YOUR TASK
Return each entry exactly, with none missing.

DATA SHOWN
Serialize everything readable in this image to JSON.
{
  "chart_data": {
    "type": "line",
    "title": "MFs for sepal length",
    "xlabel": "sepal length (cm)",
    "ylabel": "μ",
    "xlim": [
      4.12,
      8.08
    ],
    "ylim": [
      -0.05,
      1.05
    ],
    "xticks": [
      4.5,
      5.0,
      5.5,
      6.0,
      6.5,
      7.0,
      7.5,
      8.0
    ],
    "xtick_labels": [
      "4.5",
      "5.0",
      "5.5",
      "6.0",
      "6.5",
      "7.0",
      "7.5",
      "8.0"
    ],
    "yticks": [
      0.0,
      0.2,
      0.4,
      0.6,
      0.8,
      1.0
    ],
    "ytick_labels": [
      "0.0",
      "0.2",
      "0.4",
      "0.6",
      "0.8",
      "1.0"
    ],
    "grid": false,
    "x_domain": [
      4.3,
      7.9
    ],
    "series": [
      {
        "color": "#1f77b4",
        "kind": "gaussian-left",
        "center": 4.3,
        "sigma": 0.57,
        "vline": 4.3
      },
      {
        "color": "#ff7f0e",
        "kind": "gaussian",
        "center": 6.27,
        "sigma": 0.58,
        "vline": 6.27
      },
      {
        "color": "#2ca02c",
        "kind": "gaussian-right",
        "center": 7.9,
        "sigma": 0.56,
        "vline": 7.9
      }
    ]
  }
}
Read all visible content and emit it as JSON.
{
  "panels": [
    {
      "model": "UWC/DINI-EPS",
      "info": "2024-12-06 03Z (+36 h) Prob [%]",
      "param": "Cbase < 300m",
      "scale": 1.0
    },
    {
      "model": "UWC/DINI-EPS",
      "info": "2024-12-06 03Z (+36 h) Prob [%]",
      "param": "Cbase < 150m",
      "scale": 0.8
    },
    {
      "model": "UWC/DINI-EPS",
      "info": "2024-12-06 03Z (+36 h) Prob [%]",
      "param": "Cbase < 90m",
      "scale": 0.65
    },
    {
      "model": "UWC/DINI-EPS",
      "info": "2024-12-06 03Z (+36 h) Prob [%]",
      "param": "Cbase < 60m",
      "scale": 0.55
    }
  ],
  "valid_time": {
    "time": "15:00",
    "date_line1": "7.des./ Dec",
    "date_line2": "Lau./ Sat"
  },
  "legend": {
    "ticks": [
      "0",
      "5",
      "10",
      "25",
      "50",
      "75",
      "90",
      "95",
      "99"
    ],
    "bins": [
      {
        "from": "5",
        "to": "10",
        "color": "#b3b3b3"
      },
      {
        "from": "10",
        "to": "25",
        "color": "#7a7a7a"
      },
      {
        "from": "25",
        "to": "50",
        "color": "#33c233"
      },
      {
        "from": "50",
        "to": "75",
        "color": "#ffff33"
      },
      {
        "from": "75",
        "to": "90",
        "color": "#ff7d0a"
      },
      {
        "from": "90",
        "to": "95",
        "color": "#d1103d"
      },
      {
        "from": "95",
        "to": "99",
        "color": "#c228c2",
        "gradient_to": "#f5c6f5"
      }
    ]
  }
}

EXERCISE RESULT
Serialize everything readable in this image to JSON.
{
  "chart_data": {
    "type": "line",
    "title": "MFs for sepal length",
    "xlabel": "sepal length (cm)",
    "ylabel": "μ",
    "xlim": [
      4.12,
      8.08
    ],
    "ylim": [
      -0.05,
      1.05
    ],
    "xticks": [
      4.5,
      5.0,
      5.5,
      6.0,
      6.5,
      7.0,
      7.5,
      8.0
    ],
    "xtick_labels": [
      "4.5",
      "5.0",
      "5.5",
      "6.0",
      "6.5",
      "7.0",
      "7.5",
      "8.0"
    ],
    "yticks": [
      0.0,
      0.2,
      0.4,
      0.6,
      0.8,
      1.0
    ],
    "ytick_labels": [
      "0.0",
      "0.2",
      "0.4",
      "0.6",
      "0.8",
      "1.0"
    ],
    "grid": false,
    "x_domain": [
      4.3,
      7.9
    ],
    "series": [
      {
        "color": "#1f77b4",
        "kind": "gaussian-left",
        "center": 4.3,
        "sigma": 0.57,
        "vline": 4.3
      },
      {
        "color": "#ff7f0e",
        "kind": "gaussian",
        "center": 6.27,
        "sigma": 0.58,
        "vline": 6.27
      },
      {
        "color": "#2ca02c",
        "kind": "gaussian-right",
        "center": 7.9,
        "sigma": 0.56,
        "vline": 7.9
      }
    ]
  }
}
Read all visible content and emit it as JSON.
{
  "panels": [
    {
      "model": "UWC/DINI-EPS",
      "info": "2024-12-06 03Z (+36 h) Prob [%]",
      "param": "Cbase < 300m",
      "scale": 1.0
    },
    {
      "model": "UWC/DINI-EPS",
      "info": "2024-12-06 03Z (+36 h) Prob [%]",
      "param": "Cbase < 150m",
      "scale": 0.8
    },
    {
      "model": "UWC/DINI-EPS",
      "info": "2024-12-06 03Z (+36 h) Prob [%]",
      "param": "Cbase < 90m",
      "scale": 0.65
    },
    {
      "model": "UWC/DINI-EPS",
      "info": "2024-12-06 03Z (+36 h) Prob [%]",
      "param": "Cbase < 60m",
      "scale": 0.55
    }
  ],
  "valid_time": {
    "time": "15:00",
    "date_line1": "7.des./ Dec",
    "date_line2": "Lau./ Sat"
  },
  "legend": {
    "ticks": [
      "0",
      "5",
      "10",
      "25",
      "50",
      "75",
      "90",
      "95",
      "99"
    ],
    "bins": [
      {
        "from": "5",
        "to": "10",
        "color": "#b3b3b3"
      },
      {
        "from": "10",
        "to": "25",
        "color": "#7a7a7a"
      },
      {
        "from": "25",
        "to": "50",
        "color": "#33c233"
      },
      {
        "from": "50",
        "to": "75",
        "color": "#ffff33"
      },
      {
        "from": "75",
        "to": "90",
        "color": "#ff7d0a"
      },
      {
        "from": "90",
        "to": "95",
        "color": "#d1103d"
      },
      {
        "from": "95",
        "to": "99",
        "color": "#c228c2",
        "gradient_to": "#f5c6f5"
      }
    ]
  }
}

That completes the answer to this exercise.